• **Recorded data**:
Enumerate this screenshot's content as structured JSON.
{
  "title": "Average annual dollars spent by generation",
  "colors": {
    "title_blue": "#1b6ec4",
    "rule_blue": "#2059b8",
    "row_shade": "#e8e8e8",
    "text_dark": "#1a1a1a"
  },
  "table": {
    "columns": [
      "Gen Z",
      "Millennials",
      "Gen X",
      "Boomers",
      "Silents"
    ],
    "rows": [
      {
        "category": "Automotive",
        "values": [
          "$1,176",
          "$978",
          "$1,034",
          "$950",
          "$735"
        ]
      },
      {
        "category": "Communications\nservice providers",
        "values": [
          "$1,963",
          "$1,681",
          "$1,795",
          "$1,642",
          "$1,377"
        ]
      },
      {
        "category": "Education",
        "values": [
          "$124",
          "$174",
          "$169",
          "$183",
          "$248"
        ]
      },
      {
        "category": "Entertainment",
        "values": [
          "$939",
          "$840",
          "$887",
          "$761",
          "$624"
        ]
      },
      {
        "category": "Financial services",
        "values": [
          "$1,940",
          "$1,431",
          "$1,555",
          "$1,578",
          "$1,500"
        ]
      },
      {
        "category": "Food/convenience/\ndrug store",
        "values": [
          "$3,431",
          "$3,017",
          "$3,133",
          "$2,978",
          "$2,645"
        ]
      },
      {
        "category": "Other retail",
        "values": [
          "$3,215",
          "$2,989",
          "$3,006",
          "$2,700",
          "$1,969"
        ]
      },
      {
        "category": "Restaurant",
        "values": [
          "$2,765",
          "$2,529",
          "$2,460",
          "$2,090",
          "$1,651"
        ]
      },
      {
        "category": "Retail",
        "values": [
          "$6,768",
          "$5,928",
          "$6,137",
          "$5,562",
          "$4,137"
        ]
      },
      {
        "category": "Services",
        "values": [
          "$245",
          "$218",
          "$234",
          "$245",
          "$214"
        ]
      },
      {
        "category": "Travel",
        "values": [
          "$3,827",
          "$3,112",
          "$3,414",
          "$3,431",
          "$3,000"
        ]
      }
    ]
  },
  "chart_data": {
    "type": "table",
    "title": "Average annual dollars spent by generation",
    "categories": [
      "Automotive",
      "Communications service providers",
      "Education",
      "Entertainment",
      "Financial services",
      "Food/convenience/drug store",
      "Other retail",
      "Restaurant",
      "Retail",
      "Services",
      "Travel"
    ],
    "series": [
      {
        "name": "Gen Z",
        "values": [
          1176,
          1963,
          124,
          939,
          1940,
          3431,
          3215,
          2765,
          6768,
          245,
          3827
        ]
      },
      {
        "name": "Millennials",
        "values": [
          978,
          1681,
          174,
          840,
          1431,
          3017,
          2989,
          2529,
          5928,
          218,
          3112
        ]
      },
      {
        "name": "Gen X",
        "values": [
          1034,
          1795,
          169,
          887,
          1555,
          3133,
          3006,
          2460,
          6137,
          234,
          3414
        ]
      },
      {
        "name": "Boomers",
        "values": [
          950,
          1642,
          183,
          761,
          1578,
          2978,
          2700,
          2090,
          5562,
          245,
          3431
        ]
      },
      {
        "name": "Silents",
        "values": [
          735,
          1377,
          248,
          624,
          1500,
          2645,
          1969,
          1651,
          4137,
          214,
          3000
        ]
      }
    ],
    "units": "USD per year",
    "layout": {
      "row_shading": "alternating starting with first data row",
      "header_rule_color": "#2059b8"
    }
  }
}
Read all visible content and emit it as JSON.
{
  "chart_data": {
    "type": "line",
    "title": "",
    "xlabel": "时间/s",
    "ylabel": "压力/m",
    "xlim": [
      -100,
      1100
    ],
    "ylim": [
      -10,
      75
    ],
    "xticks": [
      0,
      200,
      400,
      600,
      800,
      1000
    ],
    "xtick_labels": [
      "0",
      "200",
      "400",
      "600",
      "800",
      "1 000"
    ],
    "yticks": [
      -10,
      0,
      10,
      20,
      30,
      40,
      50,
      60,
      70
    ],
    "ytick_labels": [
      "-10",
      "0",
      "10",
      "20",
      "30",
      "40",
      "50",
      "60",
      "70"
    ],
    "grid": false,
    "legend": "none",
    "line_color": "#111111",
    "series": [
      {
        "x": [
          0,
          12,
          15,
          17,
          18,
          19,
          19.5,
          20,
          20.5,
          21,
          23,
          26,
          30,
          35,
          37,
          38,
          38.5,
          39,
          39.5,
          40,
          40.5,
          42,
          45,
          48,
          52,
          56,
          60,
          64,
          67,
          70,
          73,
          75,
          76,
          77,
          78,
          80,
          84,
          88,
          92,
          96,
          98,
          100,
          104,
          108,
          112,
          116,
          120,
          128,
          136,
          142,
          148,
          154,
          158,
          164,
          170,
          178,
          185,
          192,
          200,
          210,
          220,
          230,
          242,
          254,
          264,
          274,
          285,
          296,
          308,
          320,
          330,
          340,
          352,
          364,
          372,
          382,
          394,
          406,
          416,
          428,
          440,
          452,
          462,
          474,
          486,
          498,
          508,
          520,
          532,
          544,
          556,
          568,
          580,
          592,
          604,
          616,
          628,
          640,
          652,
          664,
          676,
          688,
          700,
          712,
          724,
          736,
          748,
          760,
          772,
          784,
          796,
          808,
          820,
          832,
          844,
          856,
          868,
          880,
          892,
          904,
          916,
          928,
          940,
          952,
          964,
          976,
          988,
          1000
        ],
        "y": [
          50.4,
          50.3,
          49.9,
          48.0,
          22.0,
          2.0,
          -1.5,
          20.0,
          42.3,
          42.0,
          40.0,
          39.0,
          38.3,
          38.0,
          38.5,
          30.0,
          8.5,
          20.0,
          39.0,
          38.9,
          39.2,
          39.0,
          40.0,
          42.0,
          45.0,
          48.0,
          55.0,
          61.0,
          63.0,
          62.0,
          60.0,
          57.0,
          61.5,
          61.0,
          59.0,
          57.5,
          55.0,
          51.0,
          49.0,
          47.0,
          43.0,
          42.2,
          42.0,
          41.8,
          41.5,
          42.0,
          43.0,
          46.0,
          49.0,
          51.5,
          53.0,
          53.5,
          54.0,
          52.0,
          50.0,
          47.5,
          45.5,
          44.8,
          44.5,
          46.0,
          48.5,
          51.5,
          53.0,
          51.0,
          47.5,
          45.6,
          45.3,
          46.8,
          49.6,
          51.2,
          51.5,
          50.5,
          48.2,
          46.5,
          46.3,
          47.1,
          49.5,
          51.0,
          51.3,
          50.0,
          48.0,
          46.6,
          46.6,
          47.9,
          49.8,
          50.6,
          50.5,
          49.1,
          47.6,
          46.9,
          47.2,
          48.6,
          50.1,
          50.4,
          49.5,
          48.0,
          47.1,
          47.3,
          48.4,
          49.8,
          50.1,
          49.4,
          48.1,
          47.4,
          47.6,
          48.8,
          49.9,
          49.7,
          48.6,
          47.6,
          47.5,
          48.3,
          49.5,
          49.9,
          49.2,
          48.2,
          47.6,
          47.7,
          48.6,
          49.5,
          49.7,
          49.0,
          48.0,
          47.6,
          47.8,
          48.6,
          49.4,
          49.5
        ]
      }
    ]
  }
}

• **Stated task**: Scan the material above for the word "JSON". Copy each line where it occurs.

• **Solution**:
Enumerate this screenshot's content as structured JSON.
Read all visible content and emit it as JSON.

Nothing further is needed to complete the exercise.